• _To be done_: Each entry has to be copied exactly, with nothing missed.

• _Records about charts and figures_:
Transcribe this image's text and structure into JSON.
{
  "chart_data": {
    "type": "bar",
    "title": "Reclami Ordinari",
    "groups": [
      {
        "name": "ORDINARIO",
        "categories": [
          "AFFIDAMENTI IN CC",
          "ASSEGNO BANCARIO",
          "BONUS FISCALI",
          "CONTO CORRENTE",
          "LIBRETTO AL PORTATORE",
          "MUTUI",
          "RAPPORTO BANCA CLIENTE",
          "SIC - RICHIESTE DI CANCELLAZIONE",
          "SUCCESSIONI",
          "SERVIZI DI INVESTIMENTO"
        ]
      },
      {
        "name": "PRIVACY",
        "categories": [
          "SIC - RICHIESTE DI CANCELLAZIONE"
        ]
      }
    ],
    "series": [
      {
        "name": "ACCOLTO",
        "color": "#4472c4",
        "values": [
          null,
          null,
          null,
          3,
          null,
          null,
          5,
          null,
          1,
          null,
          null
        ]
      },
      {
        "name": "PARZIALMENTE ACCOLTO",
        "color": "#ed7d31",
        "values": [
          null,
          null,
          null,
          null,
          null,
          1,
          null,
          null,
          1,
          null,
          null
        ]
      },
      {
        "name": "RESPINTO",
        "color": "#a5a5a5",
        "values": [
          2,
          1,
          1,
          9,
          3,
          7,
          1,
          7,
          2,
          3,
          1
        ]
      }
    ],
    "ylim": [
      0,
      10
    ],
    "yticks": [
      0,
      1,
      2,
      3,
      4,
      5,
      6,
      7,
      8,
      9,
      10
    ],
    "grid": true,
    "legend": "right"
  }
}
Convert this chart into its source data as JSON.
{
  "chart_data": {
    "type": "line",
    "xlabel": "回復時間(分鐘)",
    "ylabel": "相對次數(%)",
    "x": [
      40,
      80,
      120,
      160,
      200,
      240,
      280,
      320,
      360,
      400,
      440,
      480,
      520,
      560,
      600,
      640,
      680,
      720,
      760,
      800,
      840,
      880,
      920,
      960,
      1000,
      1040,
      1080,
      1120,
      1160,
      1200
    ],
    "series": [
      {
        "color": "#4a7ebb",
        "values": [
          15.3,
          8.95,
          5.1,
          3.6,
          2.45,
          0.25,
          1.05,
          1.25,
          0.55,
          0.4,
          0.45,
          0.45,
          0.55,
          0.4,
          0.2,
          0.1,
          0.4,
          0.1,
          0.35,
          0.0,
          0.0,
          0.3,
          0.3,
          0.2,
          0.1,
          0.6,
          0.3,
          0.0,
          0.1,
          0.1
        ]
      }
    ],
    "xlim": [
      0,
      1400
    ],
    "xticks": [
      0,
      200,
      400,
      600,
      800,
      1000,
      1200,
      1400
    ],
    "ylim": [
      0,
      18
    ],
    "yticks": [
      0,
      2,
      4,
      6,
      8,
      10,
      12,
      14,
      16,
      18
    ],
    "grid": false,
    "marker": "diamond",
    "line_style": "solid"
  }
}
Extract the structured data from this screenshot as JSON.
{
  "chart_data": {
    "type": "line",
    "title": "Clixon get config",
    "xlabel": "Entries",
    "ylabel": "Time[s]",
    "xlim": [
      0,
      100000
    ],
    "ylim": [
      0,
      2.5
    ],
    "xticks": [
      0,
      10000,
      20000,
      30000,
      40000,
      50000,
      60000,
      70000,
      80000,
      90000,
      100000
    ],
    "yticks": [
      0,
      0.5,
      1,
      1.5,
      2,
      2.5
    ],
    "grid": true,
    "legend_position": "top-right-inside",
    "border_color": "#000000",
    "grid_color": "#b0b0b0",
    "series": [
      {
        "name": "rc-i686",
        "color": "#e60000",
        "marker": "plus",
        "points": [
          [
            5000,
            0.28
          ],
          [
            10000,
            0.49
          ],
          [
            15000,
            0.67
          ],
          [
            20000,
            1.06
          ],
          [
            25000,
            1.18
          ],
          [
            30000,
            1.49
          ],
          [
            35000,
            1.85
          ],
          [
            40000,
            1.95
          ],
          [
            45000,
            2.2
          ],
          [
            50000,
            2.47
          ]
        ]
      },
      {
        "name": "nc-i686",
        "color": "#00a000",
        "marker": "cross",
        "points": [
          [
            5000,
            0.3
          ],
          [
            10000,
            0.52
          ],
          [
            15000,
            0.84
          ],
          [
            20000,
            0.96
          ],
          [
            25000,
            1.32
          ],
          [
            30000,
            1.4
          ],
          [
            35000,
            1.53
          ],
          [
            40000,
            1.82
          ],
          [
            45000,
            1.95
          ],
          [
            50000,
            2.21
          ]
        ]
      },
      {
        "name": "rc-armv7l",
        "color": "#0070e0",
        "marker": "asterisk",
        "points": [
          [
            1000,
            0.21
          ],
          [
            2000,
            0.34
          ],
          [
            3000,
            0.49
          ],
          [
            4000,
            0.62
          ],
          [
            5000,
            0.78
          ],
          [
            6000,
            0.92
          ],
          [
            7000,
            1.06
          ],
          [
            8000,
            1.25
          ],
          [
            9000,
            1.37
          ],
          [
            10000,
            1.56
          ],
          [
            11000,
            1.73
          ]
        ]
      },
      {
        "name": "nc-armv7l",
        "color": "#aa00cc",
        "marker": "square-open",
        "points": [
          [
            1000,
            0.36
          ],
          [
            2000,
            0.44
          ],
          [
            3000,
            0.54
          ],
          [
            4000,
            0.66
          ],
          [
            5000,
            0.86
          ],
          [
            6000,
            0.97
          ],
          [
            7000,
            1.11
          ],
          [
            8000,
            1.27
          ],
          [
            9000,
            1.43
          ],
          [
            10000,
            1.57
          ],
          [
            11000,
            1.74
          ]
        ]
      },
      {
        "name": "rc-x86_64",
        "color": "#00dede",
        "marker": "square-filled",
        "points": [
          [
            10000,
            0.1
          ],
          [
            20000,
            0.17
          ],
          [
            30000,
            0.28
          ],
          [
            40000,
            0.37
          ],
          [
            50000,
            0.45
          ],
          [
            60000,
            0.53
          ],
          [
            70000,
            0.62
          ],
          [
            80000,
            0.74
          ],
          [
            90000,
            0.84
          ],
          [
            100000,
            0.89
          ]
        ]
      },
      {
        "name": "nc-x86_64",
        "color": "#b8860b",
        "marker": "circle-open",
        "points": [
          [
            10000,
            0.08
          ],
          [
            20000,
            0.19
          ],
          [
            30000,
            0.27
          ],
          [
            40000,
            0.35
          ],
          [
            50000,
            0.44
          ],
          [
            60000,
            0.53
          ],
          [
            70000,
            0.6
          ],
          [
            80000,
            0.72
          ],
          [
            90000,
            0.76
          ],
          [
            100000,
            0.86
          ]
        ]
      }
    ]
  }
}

• _Task output_:
Transcribe this image's text and structure into JSON.
{
  "chart_data": {
    "type": "bar",
    "title": "Reclami Ordinari",
    "groups": [
      {
        "name": "ORDINARIO",
        "categories": [
          "AFFIDAMENTI IN CC",
          "ASSEGNO BANCARIO",
          "BONUS FISCALI",
          "CONTO CORRENTE",
          "LIBRETTO AL PORTATORE",
          "MUTUI",
          "RAPPORTO BANCA CLIENTE",
          "SIC - RICHIESTE DI CANCELLAZIONE",
          "SUCCESSIONI",
          "SERVIZI DI INVESTIMENTO"
        ]
      },
      {
        "name": "PRIVACY",
        "categories": [
          "SIC - RICHIESTE DI CANCELLAZIONE"
        ]
      }
    ],
    "series": [
      {
        "name": "ACCOLTO",
        "color": "#4472c4",
        "values": [
          null,
          null,
          null,
          3,
          null,
          null,
          5,
          null,
          1,
          null,
          null
        ]
      },
      {
        "name": "PARZIALMENTE ACCOLTO",
        "color": "#ed7d31",
        "values": [
          null,
          null,
          null,
          null,
          null,
          1,
          null,
          null,
          1,
          null,
          null
        ]
      },
      {
        "name": "RESPINTO",
        "color": "#a5a5a5",
        "values": [
          2,
          1,
          1,
          9,
          3,
          7,
          1,
          7,
          2,
          3,
          1
        ]
      }
    ],
    "ylim": [
      0,
      10
    ],
    "yticks": [
      0,
      1,
      2,
      3,
      4,
      5,
      6,
      7,
      8,
      9,
      10
    ],
    "grid": true,
    "legend": "right"
  }
}
Convert this chart into its source data as JSON.
{
  "chart_data": {
    "type": "line",
    "xlabel": "回復時間(分鐘)",
    "ylabel": "相對次數(%)",
    "x": [
      40,
      80,
      120,
      160,
      200,
      240,
      280,
      320,
      360,
      400,
      440,
      480,
      520,
      560,
      600,
      640,
      680,
      720,
      760,
      800,
      840,
      880,
      920,
      960,
      1000,
      1040,
      1080,
      1120,
      1160,
      1200
    ],
    "series": [
      {
        "color": "#4a7ebb",
        "values": [
          15.3,
          8.95,
          5.1,
          3.6,
          2.45,
          0.25,
          1.05,
          1.25,
          0.55,
          0.4,
          0.45,
          0.45,
          0.55,
          0.4,
          0.2,
          0.1,
          0.4,
          0.1,
          0.35,
          0.0,
          0.0,
          0.3,
          0.3,
          0.2,
          0.1,
          0.6,
          0.3,
          0.0,
          0.1,
          0.1
        ]
      }
    ],
    "xlim": [
      0,
      1400
    ],
    "xticks": [
      0,
      200,
      400,
      600,
      800,
      1000,
      1200,
      1400
    ],
    "ylim": [
      0,
      18
    ],
    "yticks": [
      0,
      2,
      4,
      6,
      8,
      10,
      12,
      14,
      16,
      18
    ],
    "grid": false,
    "marker": "diamond",
    "line_style": "solid"
  }
}
Extract the structured data from this screenshot as JSON.
{
  "chart_data": {
    "type": "line",
    "title": "Clixon get config",
    "xlabel": "Entries",
    "ylabel": "Time[s]",
    "xlim": [
      0,
      100000
    ],
    "ylim": [
      0,
      2.5
    ],
    "xticks": [
      0,
      10000,
      20000,
      30000,
      40000,
      50000,
      60000,
      70000,
      80000,
      90000,
      100000
    ],
    "yticks": [
      0,
      0.5,
      1,
      1.5,
      2,
      2.5
    ],
    "grid": true,
    "legend_position": "top-right-inside",
    "border_color": "#000000",
    "grid_color": "#b0b0b0",
    "series": [
      {
        "name": "rc-i686",
        "color": "#e60000",
        "marker": "plus",
        "points": [
          [
            5000,
            0.28
          ],
          [
            10000,
            0.49
          ],
          [
            15000,
            0.67
          ],
          [
            20000,
            1.06
          ],
          [
            25000,
            1.18
          ],
          [
            30000,
            1.49
          ],
          [
            35000,
            1.85
          ],
          [
            40000,
            1.95
          ],
          [
            45000,
            2.2
          ],
          [
            50000,
            2.47
          ]
        ]
      },
      {
        "name": "nc-i686",
        "color": "#00a000",
        "marker": "cross",
        "points": [
          [
            5000,
            0.3
          ],
          [
            10000,
            0.52
          ],
          [
            15000,
            0.84
          ],
          [
            20000,
            0.96
          ],
          [
            25000,
            1.32
          ],
          [
            30000,
            1.4
          ],
          [
            35000,
            1.53
          ],
          [
            40000,
            1.82
          ],
          [
            45000,
            1.95
          ],
          [
            50000,
            2.21
          ]
        ]
      },
      {
        "name": "rc-armv7l",
        "color": "#0070e0",
        "marker": "asterisk",
        "points": [
          [
            1000,
            0.21
          ],
          [
            2000,
            0.34
          ],
          [
            3000,
            0.49
          ],
          [
            4000,
            0.62
          ],
          [
            5000,
            0.78
          ],
          [
            6000,
            0.92
          ],
          [
            7000,
            1.06
          ],
          [
            8000,
            1.25
          ],
          [
            9000,
            1.37
          ],
          [
            10000,
            1.56
          ],
          [
            11000,
            1.73
          ]
        ]
      },
      {
        "name": "nc-armv7l",
        "color": "#aa00cc",
        "marker": "square-open",
        "points": [
          [
            1000,
            0.36
          ],
          [
            2000,
            0.44
          ],
          [
            3000,
            0.54
          ],
          [
            4000,
            0.66
          ],
          [
            5000,
            0.86
          ],
          [
            6000,
            0.97
          ],
          [
            7000,
            1.11
          ],
          [
            8000,
            1.27
          ],
          [
            9000,
            1.43
          ],
          [
            10000,
            1.57
          ],
          [
            11000,
            1.74
          ]
        ]
      },
      {
        "name": "rc-x86_64",
        "color": "#00dede",
        "marker": "square-filled",
        "points": [
          [
            10000,
            0.1
          ],
          [
            20000,
            0.17
          ],
          [
            30000,
            0.28
          ],
          [
            40000,
            0.37
          ],
          [
            50000,
            0.45
          ],
          [
            60000,
            0.53
          ],
          [
            70000,
            0.62
          ],
          [
            80000,
            0.74
          ],
          [
            90000,
            0.84
          ],
          [
            100000,
            0.89
          ]
        ]
      },
      {
        "name": "nc-x86_64",
        "color": "#b8860b",
        "marker": "circle-open",
        "points": [
          [
            10000,
            0.08
          ],
          [
            20000,
            0.19
          ],
          [
            30000,
            0.27
          ],
          [
            40000,
            0.35
          ],
          [
            50000,
            0.44
          ],
          [
            60000,
            0.53
          ],
          [
            70000,
            0.6
          ],
          [
            80000,
            0.72
          ],
          [
            90000,
            0.76
          ],
          [
            100000,
            0.86
          ]
        ]
      }
    ]
  }
}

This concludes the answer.